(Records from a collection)
----
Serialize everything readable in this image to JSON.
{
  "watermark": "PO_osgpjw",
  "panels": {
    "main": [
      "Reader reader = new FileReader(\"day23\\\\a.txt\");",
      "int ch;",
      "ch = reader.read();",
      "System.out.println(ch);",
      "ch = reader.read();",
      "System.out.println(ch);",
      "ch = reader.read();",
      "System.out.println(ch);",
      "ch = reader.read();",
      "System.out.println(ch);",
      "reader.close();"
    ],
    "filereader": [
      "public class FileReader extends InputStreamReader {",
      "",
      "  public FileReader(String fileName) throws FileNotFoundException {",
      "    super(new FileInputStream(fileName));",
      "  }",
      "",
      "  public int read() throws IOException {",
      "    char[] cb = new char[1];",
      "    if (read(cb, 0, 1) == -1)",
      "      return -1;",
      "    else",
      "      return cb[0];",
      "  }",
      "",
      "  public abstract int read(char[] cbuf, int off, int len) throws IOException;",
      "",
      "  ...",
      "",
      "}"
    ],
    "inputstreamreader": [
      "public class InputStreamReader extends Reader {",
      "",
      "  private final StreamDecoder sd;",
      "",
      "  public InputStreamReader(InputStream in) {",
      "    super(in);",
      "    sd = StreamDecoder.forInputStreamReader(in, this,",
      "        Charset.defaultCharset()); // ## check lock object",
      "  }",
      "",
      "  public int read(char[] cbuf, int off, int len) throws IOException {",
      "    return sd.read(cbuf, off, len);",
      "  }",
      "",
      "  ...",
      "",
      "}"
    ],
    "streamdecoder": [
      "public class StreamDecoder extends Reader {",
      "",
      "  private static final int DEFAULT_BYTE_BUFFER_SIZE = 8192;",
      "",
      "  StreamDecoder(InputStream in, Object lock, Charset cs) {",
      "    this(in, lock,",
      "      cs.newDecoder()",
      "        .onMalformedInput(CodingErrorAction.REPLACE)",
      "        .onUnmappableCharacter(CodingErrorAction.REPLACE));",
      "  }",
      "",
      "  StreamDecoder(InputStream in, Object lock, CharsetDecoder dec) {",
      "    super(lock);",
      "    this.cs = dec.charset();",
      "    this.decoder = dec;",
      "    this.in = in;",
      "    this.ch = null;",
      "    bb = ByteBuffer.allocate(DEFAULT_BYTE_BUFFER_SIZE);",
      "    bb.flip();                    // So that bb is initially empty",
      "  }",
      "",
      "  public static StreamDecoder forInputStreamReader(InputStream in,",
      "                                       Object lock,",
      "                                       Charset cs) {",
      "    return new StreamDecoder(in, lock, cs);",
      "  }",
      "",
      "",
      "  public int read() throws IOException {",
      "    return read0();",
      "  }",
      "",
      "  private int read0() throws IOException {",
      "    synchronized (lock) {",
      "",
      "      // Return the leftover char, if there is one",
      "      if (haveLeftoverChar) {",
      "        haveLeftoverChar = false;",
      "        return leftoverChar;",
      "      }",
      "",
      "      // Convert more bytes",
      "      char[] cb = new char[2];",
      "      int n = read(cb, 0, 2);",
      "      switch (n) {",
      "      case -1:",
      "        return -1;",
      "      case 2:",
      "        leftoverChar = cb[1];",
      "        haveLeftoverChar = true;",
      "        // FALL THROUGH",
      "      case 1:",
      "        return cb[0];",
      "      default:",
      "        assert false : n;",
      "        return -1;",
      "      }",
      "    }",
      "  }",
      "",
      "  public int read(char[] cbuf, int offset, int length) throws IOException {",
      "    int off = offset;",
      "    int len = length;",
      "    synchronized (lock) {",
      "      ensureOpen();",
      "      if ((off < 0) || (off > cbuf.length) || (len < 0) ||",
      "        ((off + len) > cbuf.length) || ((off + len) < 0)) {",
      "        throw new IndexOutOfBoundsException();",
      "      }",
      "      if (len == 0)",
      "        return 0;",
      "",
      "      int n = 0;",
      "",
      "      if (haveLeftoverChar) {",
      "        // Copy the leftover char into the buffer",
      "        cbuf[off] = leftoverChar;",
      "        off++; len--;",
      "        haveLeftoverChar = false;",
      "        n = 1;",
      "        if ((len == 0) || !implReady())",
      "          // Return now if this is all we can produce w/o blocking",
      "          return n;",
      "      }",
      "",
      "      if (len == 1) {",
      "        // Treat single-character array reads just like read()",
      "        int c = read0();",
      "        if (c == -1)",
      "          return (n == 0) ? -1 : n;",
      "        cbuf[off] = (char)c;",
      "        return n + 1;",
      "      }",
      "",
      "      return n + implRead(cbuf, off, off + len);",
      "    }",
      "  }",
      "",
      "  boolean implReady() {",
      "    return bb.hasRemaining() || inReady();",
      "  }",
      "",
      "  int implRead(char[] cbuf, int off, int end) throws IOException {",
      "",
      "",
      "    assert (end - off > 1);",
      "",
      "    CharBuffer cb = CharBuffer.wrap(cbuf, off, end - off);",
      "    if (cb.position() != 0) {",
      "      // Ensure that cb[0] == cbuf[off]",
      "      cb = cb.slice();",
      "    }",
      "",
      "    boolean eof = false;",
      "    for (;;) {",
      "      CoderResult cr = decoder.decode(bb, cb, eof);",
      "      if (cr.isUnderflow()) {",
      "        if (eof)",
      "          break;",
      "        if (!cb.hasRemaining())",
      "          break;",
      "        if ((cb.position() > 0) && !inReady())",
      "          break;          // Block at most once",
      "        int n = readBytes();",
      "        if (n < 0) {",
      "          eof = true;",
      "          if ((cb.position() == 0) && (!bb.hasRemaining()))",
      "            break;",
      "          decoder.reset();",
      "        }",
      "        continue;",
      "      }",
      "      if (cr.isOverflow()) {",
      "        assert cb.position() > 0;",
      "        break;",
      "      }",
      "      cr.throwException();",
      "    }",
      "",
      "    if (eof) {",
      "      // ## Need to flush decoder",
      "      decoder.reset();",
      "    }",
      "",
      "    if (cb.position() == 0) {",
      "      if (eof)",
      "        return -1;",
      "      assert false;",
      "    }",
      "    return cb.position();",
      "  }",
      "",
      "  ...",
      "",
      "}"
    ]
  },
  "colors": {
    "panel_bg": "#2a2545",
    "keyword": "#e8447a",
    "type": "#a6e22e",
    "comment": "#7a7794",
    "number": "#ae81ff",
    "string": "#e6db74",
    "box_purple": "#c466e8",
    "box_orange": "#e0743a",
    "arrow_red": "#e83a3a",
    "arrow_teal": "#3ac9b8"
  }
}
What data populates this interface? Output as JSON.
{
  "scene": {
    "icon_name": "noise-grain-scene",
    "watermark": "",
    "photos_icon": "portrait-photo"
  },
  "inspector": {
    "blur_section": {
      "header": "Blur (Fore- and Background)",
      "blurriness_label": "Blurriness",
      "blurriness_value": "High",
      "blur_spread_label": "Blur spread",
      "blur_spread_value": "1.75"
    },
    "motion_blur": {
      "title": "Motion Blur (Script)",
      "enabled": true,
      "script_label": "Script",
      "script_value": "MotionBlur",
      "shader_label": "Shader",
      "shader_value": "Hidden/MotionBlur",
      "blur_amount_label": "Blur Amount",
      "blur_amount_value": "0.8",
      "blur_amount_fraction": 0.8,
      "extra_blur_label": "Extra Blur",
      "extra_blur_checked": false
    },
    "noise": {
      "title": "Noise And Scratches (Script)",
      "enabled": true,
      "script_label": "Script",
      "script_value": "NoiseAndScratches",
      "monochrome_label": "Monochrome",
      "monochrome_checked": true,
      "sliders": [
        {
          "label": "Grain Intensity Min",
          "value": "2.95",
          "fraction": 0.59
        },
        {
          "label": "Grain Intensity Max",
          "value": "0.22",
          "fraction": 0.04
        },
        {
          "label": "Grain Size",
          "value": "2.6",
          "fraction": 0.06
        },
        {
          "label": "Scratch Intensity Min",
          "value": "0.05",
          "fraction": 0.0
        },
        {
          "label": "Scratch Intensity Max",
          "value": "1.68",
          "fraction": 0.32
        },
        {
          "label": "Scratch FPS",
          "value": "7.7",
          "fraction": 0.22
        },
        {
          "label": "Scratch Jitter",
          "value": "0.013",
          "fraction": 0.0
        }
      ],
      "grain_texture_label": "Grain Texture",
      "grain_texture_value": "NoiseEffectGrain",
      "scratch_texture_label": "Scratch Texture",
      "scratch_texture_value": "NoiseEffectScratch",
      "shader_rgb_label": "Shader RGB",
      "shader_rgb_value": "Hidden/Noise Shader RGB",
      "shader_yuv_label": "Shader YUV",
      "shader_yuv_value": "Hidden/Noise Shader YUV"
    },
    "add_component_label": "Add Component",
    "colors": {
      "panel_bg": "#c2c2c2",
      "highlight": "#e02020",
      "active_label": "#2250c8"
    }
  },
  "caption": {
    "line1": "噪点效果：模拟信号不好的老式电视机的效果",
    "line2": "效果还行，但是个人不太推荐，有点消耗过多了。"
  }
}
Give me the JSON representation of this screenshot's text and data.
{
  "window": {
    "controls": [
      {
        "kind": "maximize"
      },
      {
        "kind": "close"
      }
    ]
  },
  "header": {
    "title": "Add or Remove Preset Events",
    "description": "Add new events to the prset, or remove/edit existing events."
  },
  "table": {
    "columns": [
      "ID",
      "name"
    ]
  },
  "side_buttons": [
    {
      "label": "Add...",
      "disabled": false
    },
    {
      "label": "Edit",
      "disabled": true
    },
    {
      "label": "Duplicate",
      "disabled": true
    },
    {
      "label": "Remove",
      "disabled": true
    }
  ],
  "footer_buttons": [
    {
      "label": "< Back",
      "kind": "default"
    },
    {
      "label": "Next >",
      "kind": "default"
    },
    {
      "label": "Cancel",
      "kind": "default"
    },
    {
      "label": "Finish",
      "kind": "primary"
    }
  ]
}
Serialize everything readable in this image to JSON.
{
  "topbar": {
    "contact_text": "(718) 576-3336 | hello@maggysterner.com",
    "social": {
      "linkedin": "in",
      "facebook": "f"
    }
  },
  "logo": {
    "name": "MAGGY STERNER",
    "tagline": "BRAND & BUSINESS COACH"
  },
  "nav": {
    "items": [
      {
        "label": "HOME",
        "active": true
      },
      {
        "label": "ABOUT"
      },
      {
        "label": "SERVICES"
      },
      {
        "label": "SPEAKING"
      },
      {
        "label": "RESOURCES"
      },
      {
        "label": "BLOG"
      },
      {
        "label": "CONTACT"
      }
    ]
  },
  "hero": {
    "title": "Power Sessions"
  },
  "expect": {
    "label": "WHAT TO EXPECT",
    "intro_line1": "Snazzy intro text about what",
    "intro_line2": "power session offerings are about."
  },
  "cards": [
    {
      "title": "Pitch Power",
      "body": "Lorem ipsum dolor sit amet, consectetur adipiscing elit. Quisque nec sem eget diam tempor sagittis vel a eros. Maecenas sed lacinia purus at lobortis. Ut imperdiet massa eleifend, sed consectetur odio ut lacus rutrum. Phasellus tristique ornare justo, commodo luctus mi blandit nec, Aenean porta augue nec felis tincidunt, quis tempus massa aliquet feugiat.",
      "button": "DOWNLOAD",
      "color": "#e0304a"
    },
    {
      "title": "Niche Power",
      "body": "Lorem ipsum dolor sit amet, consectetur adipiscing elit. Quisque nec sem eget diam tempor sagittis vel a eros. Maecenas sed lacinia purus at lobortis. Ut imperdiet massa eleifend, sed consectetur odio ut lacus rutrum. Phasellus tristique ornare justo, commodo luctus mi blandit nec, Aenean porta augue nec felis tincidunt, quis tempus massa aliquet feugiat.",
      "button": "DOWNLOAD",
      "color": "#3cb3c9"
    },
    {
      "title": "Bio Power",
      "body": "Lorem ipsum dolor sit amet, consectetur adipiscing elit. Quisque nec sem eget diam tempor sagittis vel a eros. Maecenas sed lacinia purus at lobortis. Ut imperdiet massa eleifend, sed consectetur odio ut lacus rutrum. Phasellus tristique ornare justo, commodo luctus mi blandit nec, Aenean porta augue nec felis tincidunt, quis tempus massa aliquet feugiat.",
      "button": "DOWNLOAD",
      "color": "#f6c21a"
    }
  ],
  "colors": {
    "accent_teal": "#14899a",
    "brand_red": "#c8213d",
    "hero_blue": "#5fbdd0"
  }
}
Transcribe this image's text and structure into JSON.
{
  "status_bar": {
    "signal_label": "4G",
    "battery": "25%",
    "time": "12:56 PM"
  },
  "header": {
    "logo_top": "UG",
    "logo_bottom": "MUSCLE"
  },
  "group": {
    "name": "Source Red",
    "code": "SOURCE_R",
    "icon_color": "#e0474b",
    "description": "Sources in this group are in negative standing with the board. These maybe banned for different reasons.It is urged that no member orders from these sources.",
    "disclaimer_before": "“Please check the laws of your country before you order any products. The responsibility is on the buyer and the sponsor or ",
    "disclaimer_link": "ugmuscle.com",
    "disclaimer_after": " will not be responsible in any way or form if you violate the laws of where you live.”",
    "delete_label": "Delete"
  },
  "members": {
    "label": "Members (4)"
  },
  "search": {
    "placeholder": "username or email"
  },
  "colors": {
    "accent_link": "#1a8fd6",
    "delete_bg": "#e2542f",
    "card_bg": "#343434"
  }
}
----
### TASK BRIEF
Repeat, without change, each line of the data above from the one that contains "Transcribe this image's" through the final line, counting both.

### RESPONSE TO THIS TASK
Transcribe this image's text and structure into JSON.
{
  "status_bar": {
    "signal_label": "4G",
    "battery": "25%",
    "time": "12:56 PM"
  },
  "header": {
    "logo_top": "UG",
    "logo_bottom": "MUSCLE"
  },
  "group": {
    "name": "Source Red",
    "code": "SOURCE_R",
    "icon_color": "#e0474b",
    "description": "Sources in this group are in negative standing with the board. These maybe banned for different reasons.It is urged that no member orders from these sources.",
    "disclaimer_before": "“Please check the laws of your country before you order any products. The responsibility is on the buyer and the sponsor or ",
    "disclaimer_link": "ugmuscle.com",
    "disclaimer_after": " will not be responsible in any way or form if you violate the laws of where you live.”",
    "delete_label": "Delete"
  },
  "members": {
    "label": "Members (4)"
  },
  "search": {
    "placeholder": "username or email"
  },
  "colors": {
    "accent_link": "#1a8fd6",
    "delete_bg": "#e2542f",
    "card_bg": "#343434"
  }
}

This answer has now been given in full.